INPUT DATA =>
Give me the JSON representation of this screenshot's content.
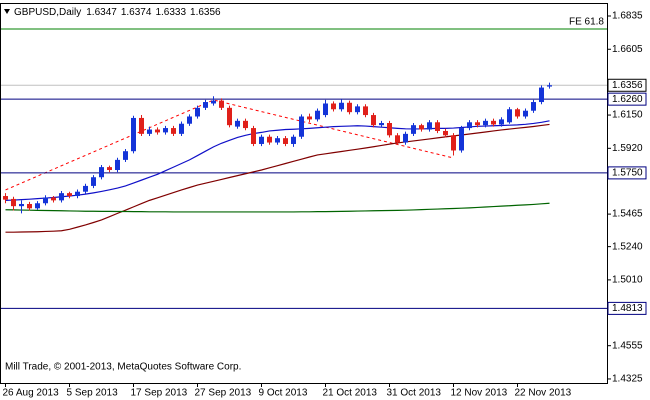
{
  "chart_data": {
    "type": "candlestick",
    "title": "GBPUSD,Daily",
    "footer": "Mill Trade, © 2001-2013, MetaQuotes Software Corp.",
    "categories": [
      "26 Aug 2013",
      null,
      null,
      null,
      null,
      null,
      null,
      null,
      "5 Sep 2013",
      null,
      null,
      null,
      null,
      null,
      null,
      null,
      "17 Sep 2013",
      null,
      null,
      null,
      null,
      null,
      null,
      null,
      "27 Sep 2013",
      null,
      null,
      null,
      null,
      null,
      null,
      null,
      "9 Oct 2013",
      null,
      null,
      null,
      null,
      null,
      null,
      null,
      "21 Oct 2013",
      null,
      null,
      null,
      null,
      null,
      null,
      null,
      "31 Oct 2013",
      null,
      null,
      null,
      null,
      null,
      null,
      null,
      "12 Nov 2013",
      null,
      null,
      null,
      null,
      null,
      null,
      null,
      "22 Nov 2013",
      null,
      null,
      null,
      null
    ],
    "open": [
      1.559,
      1.557,
      1.552,
      1.5535,
      1.5505,
      1.554,
      1.558,
      1.556,
      1.561,
      1.559,
      1.562,
      1.566,
      1.572,
      1.579,
      1.577,
      1.584,
      1.59,
      1.613,
      1.602,
      1.605,
      1.603,
      1.606,
      1.602,
      1.609,
      1.614,
      1.62,
      1.623,
      1.625,
      1.62,
      1.607,
      1.611,
      1.606,
      1.595,
      1.6,
      1.596,
      1.599,
      1.595,
      1.6,
      1.614,
      1.612,
      1.615,
      1.623,
      1.619,
      1.6235,
      1.617,
      1.621,
      1.615,
      1.608,
      1.6095,
      1.601,
      1.596,
      1.602,
      1.608,
      1.605,
      1.61,
      1.604,
      1.601,
      1.5905,
      1.606,
      1.61,
      1.608,
      1.611,
      1.6085,
      1.61,
      1.619,
      1.614,
      1.618,
      1.624,
      1.6347
    ],
    "high": [
      1.561,
      1.5585,
      1.556,
      1.555,
      1.5555,
      1.5595,
      1.559,
      1.5625,
      1.562,
      1.5635,
      1.5675,
      1.5735,
      1.5805,
      1.58,
      1.5855,
      1.5915,
      1.6145,
      1.615,
      1.607,
      1.6065,
      1.6075,
      1.6075,
      1.6105,
      1.6155,
      1.6215,
      1.6255,
      1.628,
      1.6265,
      1.6215,
      1.6125,
      1.6125,
      1.6075,
      1.6015,
      1.6015,
      1.6005,
      1.6005,
      1.6015,
      1.6155,
      1.616,
      1.6195,
      1.6255,
      1.6245,
      1.626,
      1.625,
      1.6225,
      1.6225,
      1.6165,
      1.611,
      1.611,
      1.6025,
      1.6035,
      1.6095,
      1.609,
      1.6115,
      1.6115,
      1.6055,
      1.6025,
      1.6075,
      1.6115,
      1.6115,
      1.6125,
      1.6125,
      1.6135,
      1.6205,
      1.62,
      1.6195,
      1.6255,
      1.6355,
      1.6374
    ],
    "low": [
      1.554,
      1.549,
      1.547,
      1.549,
      1.5495,
      1.5525,
      1.5545,
      1.5545,
      1.5575,
      1.5575,
      1.5605,
      1.5645,
      1.5705,
      1.5755,
      1.5755,
      1.5825,
      1.5885,
      1.6005,
      1.6005,
      1.6015,
      1.6015,
      1.6005,
      1.6005,
      1.6075,
      1.6125,
      1.6185,
      1.6215,
      1.6185,
      1.6065,
      1.6055,
      1.6045,
      1.5935,
      1.5935,
      1.5945,
      1.5945,
      1.5935,
      1.593,
      1.5985,
      1.61,
      1.6105,
      1.6135,
      1.6175,
      1.6175,
      1.6155,
      1.6155,
      1.6135,
      1.6065,
      1.6065,
      1.5995,
      1.5945,
      1.5945,
      1.6005,
      1.6035,
      1.6035,
      1.6025,
      1.5995,
      1.587,
      1.589,
      1.6045,
      1.6065,
      1.6065,
      1.607,
      1.607,
      1.609,
      1.6125,
      1.6125,
      1.6165,
      1.6225,
      1.6333
    ],
    "close": [
      1.5565,
      1.552,
      1.5535,
      1.5505,
      1.554,
      1.558,
      1.556,
      1.561,
      1.559,
      1.562,
      1.566,
      1.572,
      1.579,
      1.577,
      1.584,
      1.59,
      1.613,
      1.602,
      1.605,
      1.603,
      1.606,
      1.602,
      1.609,
      1.614,
      1.62,
      1.624,
      1.625,
      1.62,
      1.608,
      1.611,
      1.606,
      1.595,
      1.6,
      1.596,
      1.599,
      1.595,
      1.6,
      1.614,
      1.612,
      1.618,
      1.623,
      1.619,
      1.6235,
      1.617,
      1.621,
      1.615,
      1.608,
      1.6095,
      1.601,
      1.596,
      1.602,
      1.608,
      1.605,
      1.61,
      1.604,
      1.601,
      1.5905,
      1.606,
      1.61,
      1.608,
      1.611,
      1.6085,
      1.612,
      1.619,
      1.614,
      1.618,
      1.624,
      1.634,
      1.6356
    ],
    "up_color": "#1434d8",
    "down_color": "#e0201a",
    "series": [
      {
        "color": "#1010c8",
        "values": [
          1.556,
          1.5562,
          1.5565,
          1.5568,
          1.5572,
          1.5576,
          1.558,
          1.5585,
          1.559,
          1.5596,
          1.5603,
          1.5612,
          1.5622,
          1.5633,
          1.5645,
          1.566,
          1.568,
          1.57,
          1.572,
          1.574,
          1.5765,
          1.579,
          1.5815,
          1.584,
          1.587,
          1.59,
          1.593,
          1.5955,
          1.5975,
          1.5995,
          1.601,
          1.6022,
          1.603,
          1.604,
          1.6045,
          1.605,
          1.6052,
          1.6055,
          1.6058,
          1.6062,
          1.6066,
          1.607,
          1.6072,
          1.6074,
          1.6076,
          1.6074,
          1.607,
          1.6066,
          1.6062,
          1.6058,
          1.6055,
          1.6054,
          1.6054,
          1.6056,
          1.6058,
          1.6058,
          1.606,
          1.6064,
          1.6068,
          1.6072,
          1.6074,
          1.6076,
          1.6078,
          1.608,
          1.6082,
          1.6086,
          1.6092,
          1.61,
          1.611
        ]
      },
      {
        "color": "#800000",
        "values": [
          1.534,
          1.534,
          1.5341,
          1.5342,
          1.5343,
          1.5345,
          1.5347,
          1.535,
          1.536,
          1.5375,
          1.539,
          1.5407,
          1.5425,
          1.5447,
          1.547,
          1.5492,
          1.5515,
          1.5538,
          1.556,
          1.5578,
          1.5596,
          1.5614,
          1.5632,
          1.5649,
          1.5666,
          1.5679,
          1.5692,
          1.5705,
          1.5718,
          1.5731,
          1.5744,
          1.5757,
          1.577,
          1.5785,
          1.58,
          1.5815,
          1.583,
          1.5845,
          1.586,
          1.5874,
          1.5882,
          1.589,
          1.5898,
          1.5906,
          1.5914,
          1.5922,
          1.5931,
          1.594,
          1.5949,
          1.5957,
          1.5964,
          1.5971,
          1.5978,
          1.5985,
          1.5992,
          1.5999,
          1.6006,
          1.6012,
          1.6019,
          1.6026,
          1.6033,
          1.604,
          1.6047,
          1.6053,
          1.6059,
          1.6065,
          1.6071,
          1.6078,
          1.6085
        ]
      },
      {
        "color": "#006400",
        "values": [
          1.5495,
          1.5494,
          1.5493,
          1.5492,
          1.5491,
          1.549,
          1.5489,
          1.5488,
          1.5487,
          1.5486,
          1.5485,
          1.5485,
          1.5484,
          1.5484,
          1.5483,
          1.5483,
          1.5482,
          1.5482,
          1.5481,
          1.5481,
          1.5481,
          1.548,
          1.548,
          1.548,
          1.548,
          1.548,
          1.548,
          1.548,
          1.548,
          1.548,
          1.548,
          1.548,
          1.548,
          1.548,
          1.548,
          1.548,
          1.548,
          1.5481,
          1.5481,
          1.5482,
          1.5482,
          1.5483,
          1.5484,
          1.5485,
          1.5486,
          1.5487,
          1.5488,
          1.5489,
          1.549,
          1.5491,
          1.5492,
          1.5494,
          1.5496,
          1.5498,
          1.55,
          1.5502,
          1.5504,
          1.5506,
          1.5508,
          1.5511,
          1.5514,
          1.5517,
          1.552,
          1.5523,
          1.5526,
          1.5529,
          1.5532,
          1.5536,
          1.554
        ]
      }
    ],
    "ylim": [
      1.4297,
      1.6918
    ],
    "yticks": [
      1.6835,
      1.6605,
      {
        "value": 1.615,
        "label": "1.6150"
      },
      {
        "value": 1.592,
        "label": "1.5920"
      },
      1.5465,
      {
        "value": 1.524,
        "label": "1.5240"
      },
      {
        "value": 1.501,
        "label": "1.5010"
      },
      1.4555,
      1.4325
    ],
    "levels": [
      {
        "value": 1.626,
        "label": "1.6260"
      },
      {
        "value": 1.575,
        "label": "1.5750"
      },
      1.4813
    ],
    "level_color": "#000080",
    "current_price_color": "#c0c0c0",
    "fibo": {
      "label": "FE 61.8",
      "level": 1.6745,
      "color": "#008000",
      "line_color": "#ff0000",
      "x": [
        0,
        26,
        56
      ],
      "y": [
        1.5632,
        1.6254,
        1.5853
      ]
    }
  }
}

REQUIRED TASK => Scan the listing above and copy all lines containing the word "label".

REPLY TO THE EXERCISE =>
        "label": "1.6150"
        "label": "1.5920"
        "label": "1.5240"
        "label": "1.5010"
        "label": "1.6260"
        "label": "1.5750"
      "label": "FE 61.8",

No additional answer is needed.